Exercise details: Retype all of the data exactly as given.

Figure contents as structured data

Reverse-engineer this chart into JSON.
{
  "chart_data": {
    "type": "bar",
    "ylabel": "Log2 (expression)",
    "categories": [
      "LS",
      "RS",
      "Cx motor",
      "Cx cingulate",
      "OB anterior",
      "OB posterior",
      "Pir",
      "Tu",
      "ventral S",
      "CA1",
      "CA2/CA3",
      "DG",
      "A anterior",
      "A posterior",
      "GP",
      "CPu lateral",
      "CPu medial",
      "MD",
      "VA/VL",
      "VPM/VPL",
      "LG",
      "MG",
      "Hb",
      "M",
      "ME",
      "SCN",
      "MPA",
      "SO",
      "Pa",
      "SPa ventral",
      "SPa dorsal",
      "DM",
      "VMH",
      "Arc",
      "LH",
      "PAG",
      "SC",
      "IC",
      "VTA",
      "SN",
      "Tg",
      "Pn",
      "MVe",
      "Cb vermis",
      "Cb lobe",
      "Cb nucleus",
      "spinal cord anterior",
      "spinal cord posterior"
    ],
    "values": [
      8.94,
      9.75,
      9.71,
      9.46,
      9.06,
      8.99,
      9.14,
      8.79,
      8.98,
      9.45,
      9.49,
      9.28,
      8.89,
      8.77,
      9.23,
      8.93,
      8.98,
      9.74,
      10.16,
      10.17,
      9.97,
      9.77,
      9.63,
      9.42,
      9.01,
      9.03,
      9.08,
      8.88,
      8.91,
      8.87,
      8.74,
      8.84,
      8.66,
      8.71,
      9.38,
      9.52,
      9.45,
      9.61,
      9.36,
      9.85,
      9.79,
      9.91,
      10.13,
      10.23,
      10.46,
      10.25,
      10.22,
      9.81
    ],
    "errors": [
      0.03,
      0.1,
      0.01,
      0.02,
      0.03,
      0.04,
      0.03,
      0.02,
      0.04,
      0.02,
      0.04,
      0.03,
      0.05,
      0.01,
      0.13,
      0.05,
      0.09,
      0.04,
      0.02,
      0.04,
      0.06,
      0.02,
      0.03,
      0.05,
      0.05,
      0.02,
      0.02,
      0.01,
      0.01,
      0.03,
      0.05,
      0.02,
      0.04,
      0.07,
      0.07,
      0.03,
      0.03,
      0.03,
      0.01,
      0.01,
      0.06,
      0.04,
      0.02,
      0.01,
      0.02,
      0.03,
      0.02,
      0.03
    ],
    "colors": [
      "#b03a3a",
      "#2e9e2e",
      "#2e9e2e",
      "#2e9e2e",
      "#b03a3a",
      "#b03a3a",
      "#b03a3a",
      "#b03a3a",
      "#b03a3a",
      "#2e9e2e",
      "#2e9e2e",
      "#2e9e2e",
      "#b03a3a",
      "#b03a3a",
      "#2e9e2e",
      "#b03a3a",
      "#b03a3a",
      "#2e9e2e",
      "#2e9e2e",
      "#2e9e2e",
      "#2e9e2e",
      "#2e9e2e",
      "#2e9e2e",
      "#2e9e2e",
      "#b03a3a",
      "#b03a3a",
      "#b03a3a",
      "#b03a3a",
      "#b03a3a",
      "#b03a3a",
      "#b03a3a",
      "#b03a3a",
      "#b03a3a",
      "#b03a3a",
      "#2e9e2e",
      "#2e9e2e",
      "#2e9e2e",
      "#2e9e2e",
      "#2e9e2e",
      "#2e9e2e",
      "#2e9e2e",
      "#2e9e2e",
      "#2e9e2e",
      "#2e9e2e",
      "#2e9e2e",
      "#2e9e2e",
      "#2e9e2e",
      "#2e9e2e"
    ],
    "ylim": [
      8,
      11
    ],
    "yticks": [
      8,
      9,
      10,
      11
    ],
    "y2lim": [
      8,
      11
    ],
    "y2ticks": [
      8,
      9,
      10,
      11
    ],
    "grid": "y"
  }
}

Solution for this exercise:
Reverse-engineer this chart into JSON.
{
  "chart_data": {
    "type": "bar",
    "ylabel": "Log2 (expression)",
    "categories": [
      "LS",
      "RS",
      "Cx motor",
      "Cx cingulate",
      "OB anterior",
      "OB posterior",
      "Pir",
      "Tu",
      "ventral S",
      "CA1",
      "CA2/CA3",
      "DG",
      "A anterior",
      "A posterior",
      "GP",
      "CPu lateral",
      "CPu medial",
      "MD",
      "VA/VL",
      "VPM/VPL",
      "LG",
      "MG",
      "Hb",
      "M",
      "ME",
      "SCN",
      "MPA",
      "SO",
      "Pa",
      "SPa ventral",
      "SPa dorsal",
      "DM",
      "VMH",
      "Arc",
      "LH",
      "PAG",
      "SC",
      "IC",
      "VTA",
      "SN",
      "Tg",
      "Pn",
      "MVe",
      "Cb vermis",
      "Cb lobe",
      "Cb nucleus",
      "spinal cord anterior",
      "spinal cord posterior"
    ],
    "values": [
      8.94,
      9.75,
      9.71,
      9.46,
      9.06,
      8.99,
      9.14,
      8.79,
      8.98,
      9.45,
      9.49,
      9.28,
      8.89,
      8.77,
      9.23,
      8.93,
      8.98,
      9.74,
      10.16,
      10.17,
      9.97,
      9.77,
      9.63,
      9.42,
      9.01,
      9.03,
      9.08,
      8.88,
      8.91,
      8.87,
      8.74,
      8.84,
      8.66,
      8.71,
      9.38,
      9.52,
      9.45,
      9.61,
      9.36,
      9.85,
      9.79,
      9.91,
      10.13,
      10.23,
      10.46,
      10.25,
      10.22,
      9.81
    ],
    "errors": [
      0.03,
      0.1,
      0.01,
      0.02,
      0.03,
      0.04,
      0.03,
      0.02,
      0.04,
      0.02,
      0.04,
      0.03,
      0.05,
      0.01,
      0.13,
      0.05,
      0.09,
      0.04,
      0.02,
      0.04,
      0.06,
      0.02,
      0.03,
      0.05,
      0.05,
      0.02,
      0.02,
      0.01,
      0.01,
      0.03,
      0.05,
      0.02,
      0.04,
      0.07,
      0.07,
      0.03,
      0.03,
      0.03,
      0.01,
      0.01,
      0.06,
      0.04,
      0.02,
      0.01,
      0.02,
      0.03,
      0.02,
      0.03
    ],
    "colors": [
      "#b03a3a",
      "#2e9e2e",
      "#2e9e2e",
      "#2e9e2e",
      "#b03a3a",
      "#b03a3a",
      "#b03a3a",
      "#b03a3a",
      "#b03a3a",
      "#2e9e2e",
      "#2e9e2e",
      "#2e9e2e",
      "#b03a3a",
      "#b03a3a",
      "#2e9e2e",
      "#b03a3a",
      "#b03a3a",
      "#2e9e2e",
      "#2e9e2e",
      "#2e9e2e",
      "#2e9e2e",
      "#2e9e2e",
      "#2e9e2e",
      "#2e9e2e",
      "#b03a3a",
      "#b03a3a",
      "#b03a3a",
      "#b03a3a",
      "#b03a3a",
      "#b03a3a",
      "#b03a3a",
      "#b03a3a",
      "#b03a3a",
      "#b03a3a",
      "#2e9e2e",
      "#2e9e2e",
      "#2e9e2e",
      "#2e9e2e",
      "#2e9e2e",
      "#2e9e2e",
      "#2e9e2e",
      "#2e9e2e",
      "#2e9e2e",
      "#2e9e2e",
      "#2e9e2e",
      "#2e9e2e",
      "#2e9e2e",
      "#2e9e2e"
    ],
    "ylim": [
      8,
      11
    ],
    "yticks": [
      8,
      9,
      10,
      11
    ],
    "y2lim": [
      8,
      11
    ],
    "y2ticks": [
      8,
      9,
      10,
      11
    ],
    "grid": "y"
  }
}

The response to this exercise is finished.